- _YOUR GOAL_
From the records below, copy every line that contains the word "rifugio".

- _DATA SUPPLIED_
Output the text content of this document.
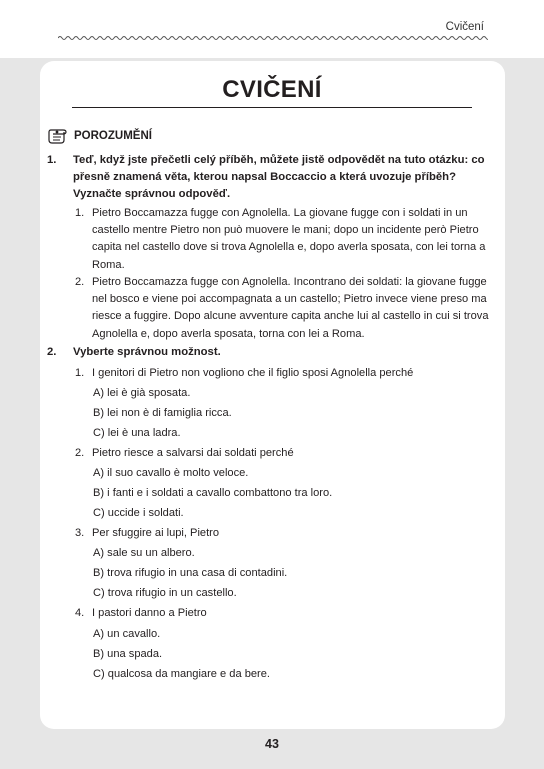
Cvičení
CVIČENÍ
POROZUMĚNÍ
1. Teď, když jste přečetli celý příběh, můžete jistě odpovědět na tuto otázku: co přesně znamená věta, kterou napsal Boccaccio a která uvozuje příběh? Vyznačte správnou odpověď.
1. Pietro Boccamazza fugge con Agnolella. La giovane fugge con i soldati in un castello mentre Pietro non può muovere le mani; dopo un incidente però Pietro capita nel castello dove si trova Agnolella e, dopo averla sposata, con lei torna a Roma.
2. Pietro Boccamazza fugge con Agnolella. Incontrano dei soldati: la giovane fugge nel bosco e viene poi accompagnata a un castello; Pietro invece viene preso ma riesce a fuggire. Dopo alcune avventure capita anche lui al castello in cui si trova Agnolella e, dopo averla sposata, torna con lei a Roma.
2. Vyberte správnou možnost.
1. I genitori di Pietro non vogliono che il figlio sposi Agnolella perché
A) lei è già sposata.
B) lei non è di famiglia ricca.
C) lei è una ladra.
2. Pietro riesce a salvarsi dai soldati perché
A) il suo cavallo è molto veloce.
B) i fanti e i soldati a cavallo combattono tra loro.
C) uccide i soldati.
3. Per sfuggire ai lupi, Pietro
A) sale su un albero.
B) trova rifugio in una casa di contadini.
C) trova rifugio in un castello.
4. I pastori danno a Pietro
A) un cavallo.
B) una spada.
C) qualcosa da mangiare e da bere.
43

- _COMPLETE RESPONSE_
B) trova rifugio in una casa di contadini.
C) trova rifugio in un castello.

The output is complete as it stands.